-- Given entries start --

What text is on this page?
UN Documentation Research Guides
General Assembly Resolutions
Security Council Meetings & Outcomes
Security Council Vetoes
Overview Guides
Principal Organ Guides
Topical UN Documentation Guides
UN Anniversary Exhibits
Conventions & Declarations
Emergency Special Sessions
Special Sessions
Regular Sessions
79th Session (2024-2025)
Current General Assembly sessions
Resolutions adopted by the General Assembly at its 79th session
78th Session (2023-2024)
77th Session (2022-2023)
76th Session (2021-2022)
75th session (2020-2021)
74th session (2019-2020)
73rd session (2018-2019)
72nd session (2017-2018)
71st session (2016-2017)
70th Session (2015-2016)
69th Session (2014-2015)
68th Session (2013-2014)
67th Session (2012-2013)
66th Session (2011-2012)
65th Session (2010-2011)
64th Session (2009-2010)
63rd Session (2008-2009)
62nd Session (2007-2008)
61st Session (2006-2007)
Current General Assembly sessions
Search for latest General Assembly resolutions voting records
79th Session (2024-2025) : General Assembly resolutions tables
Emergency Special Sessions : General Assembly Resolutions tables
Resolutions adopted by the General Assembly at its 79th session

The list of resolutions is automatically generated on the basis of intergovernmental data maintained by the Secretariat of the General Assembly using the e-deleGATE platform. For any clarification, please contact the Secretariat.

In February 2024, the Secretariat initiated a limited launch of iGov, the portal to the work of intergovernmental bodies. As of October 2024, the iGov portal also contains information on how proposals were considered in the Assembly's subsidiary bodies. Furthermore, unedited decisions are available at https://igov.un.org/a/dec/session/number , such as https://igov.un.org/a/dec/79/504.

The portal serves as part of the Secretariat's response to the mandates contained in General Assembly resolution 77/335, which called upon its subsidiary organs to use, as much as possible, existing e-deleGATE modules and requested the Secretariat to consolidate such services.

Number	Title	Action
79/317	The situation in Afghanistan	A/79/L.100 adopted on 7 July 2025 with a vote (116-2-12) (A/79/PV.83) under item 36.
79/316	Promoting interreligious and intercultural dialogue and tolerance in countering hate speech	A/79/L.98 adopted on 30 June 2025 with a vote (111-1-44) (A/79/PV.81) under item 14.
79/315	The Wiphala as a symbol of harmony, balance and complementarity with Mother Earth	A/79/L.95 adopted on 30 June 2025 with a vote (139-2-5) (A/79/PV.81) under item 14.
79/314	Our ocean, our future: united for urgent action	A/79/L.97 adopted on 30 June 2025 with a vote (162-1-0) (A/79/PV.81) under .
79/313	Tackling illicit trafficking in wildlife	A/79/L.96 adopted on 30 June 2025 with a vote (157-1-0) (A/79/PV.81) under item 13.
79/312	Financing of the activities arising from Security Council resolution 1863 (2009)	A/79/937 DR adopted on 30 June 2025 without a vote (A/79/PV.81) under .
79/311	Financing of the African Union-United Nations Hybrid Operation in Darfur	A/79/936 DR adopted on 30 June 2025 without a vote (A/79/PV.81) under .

-- Given entries end --

Goal: Write every entry out again exactly.

Result below:
What text is on this page?
UN Documentation Research Guides
General Assembly Resolutions
Security Council Meetings & Outcomes
Security Council Vetoes
Overview Guides
Principal Organ Guides
Topical UN Documentation Guides
UN Anniversary Exhibits
Conventions & Declarations
Emergency Special Sessions
Special Sessions
Regular Sessions
79th Session (2024-2025)
Current General Assembly sessions
Resolutions adopted by the General Assembly at its 79th session
78th Session (2023-2024)
77th Session (2022-2023)
76th Session (2021-2022)
75th session (2020-2021)
74th session (2019-2020)
73rd session (2018-2019)
72nd session (2017-2018)
71st session (2016-2017)
70th Session (2015-2016)
69th Session (2014-2015)
68th Session (2013-2014)
67th Session (2012-2013)
66th Session (2011-2012)
65th Session (2010-2011)
64th Session (2009-2010)
63rd Session (2008-2009)
62nd Session (2007-2008)
61st Session (2006-2007)
Current General Assembly sessions
Search for latest General Assembly resolutions voting records
79th Session (2024-2025) : General Assembly resolutions tables
Emergency Special Sessions : General Assembly Resolutions tables
Resolutions adopted by the General Assembly at its 79th session

The list of resolutions is automatically generated on the basis of intergovernmental data maintained by the Secretariat of the General Assembly using the e-deleGATE platform. For any clarification, please contact the Secretariat.

In February 2024, the Secretariat initiated a limited launch of iGov, the portal to the work of intergovernmental bodies. As of October 2024, the iGov portal also contains information on how proposals were considered in the Assembly's subsidiary bodies. Furthermore, unedited decisions are available at https://igov.un.org/a/dec/session/number , such as https://igov.un.org/a/dec/79/504.

The portal serves as part of the Secretariat's response to the mandates contained in General Assembly resolution 77/335, which called upon its subsidiary organs to use, as much as possible, existing e-deleGATE modules and requested the Secretariat to consolidate such services.

Number	Title	Action
79/317	The situation in Afghanistan	A/79/L.100 adopted on 7 July 2025 with a vote (116-2-12) (A/79/PV.83) under item 36.
79/316	Promoting interreligious and intercultural dialogue and tolerance in countering hate speech	A/79/L.98 adopted on 30 June 2025 with a vote (111-1-44) (A/79/PV.81) under item 14.
79/315	The Wiphala as a symbol of harmony, balance and complementarity with Mother Earth	A/79/L.95 adopted on 30 June 2025 with a vote (139-2-5) (A/79/PV.81) under item 14.
79/314	Our ocean, our future: united for urgent action	A/79/L.97 adopted on 30 June 2025 with a vote (162-1-0) (A/79/PV.81) under .
79/313	Tackling illicit trafficking in wildlife	A/79/L.96 adopted on 30 June 2025 with a vote (157-1-0) (A/79/PV.81) under item 13.
79/312	Financing of the activities arising from Security Council resolution 1863 (2009)	A/79/937 DR adopted on 30 June 2025 without a vote (A/79/PV.81) under .
79/311	Financing of the African Union-United Nations Hybrid Operation in Darfur	A/79/936 DR adopted on 30 June 2025 without a vote (A/79/PV.81) under .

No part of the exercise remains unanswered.